» PROBLEM STATEMENT
Copy whichever lines contain the string "equation".

++++ MATERIAL SHOWN

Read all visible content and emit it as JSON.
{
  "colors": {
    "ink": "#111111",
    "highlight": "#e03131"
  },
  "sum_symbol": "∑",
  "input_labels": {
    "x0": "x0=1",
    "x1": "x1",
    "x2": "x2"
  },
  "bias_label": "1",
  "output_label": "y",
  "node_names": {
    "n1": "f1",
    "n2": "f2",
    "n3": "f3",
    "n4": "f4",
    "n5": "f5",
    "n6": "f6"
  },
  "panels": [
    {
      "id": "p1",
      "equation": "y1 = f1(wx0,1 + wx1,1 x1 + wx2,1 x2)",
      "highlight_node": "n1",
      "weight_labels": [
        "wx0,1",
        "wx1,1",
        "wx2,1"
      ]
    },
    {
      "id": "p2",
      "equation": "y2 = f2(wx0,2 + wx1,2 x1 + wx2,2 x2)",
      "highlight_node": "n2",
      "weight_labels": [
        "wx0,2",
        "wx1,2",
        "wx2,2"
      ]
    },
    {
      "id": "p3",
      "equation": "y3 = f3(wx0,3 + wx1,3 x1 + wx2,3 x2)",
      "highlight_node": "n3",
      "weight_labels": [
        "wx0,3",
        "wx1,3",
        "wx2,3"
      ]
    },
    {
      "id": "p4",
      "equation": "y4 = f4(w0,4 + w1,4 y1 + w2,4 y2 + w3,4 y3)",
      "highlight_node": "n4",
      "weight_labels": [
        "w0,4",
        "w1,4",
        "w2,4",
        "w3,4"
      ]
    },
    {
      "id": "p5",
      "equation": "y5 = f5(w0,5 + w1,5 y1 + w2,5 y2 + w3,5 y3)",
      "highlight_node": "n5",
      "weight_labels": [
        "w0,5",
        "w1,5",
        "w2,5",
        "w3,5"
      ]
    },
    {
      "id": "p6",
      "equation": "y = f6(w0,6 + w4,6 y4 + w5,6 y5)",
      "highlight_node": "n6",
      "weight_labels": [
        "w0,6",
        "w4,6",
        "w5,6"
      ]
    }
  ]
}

++++++++

» OUTPUT
      "equation": "y1 = f1(wx0,1 + wx1,1 x1 + wx2,1 x2)",
      "equation": "y2 = f2(wx0,2 + wx1,2 x1 + wx2,2 x2)",
      "equation": "y3 = f3(wx0,3 + wx1,3 x1 + wx2,3 x2)",
      "equation": "y4 = f4(w0,4 + w1,4 y1 + w2,4 y2 + w3,4 y3)",
      "equation": "y5 = f5(w0,5 + w1,5 y1 + w2,5 y2 + w3,5 y3)",
      "equation": "y = f6(w0,6 + w4,6 y4 + w5,6 y5)",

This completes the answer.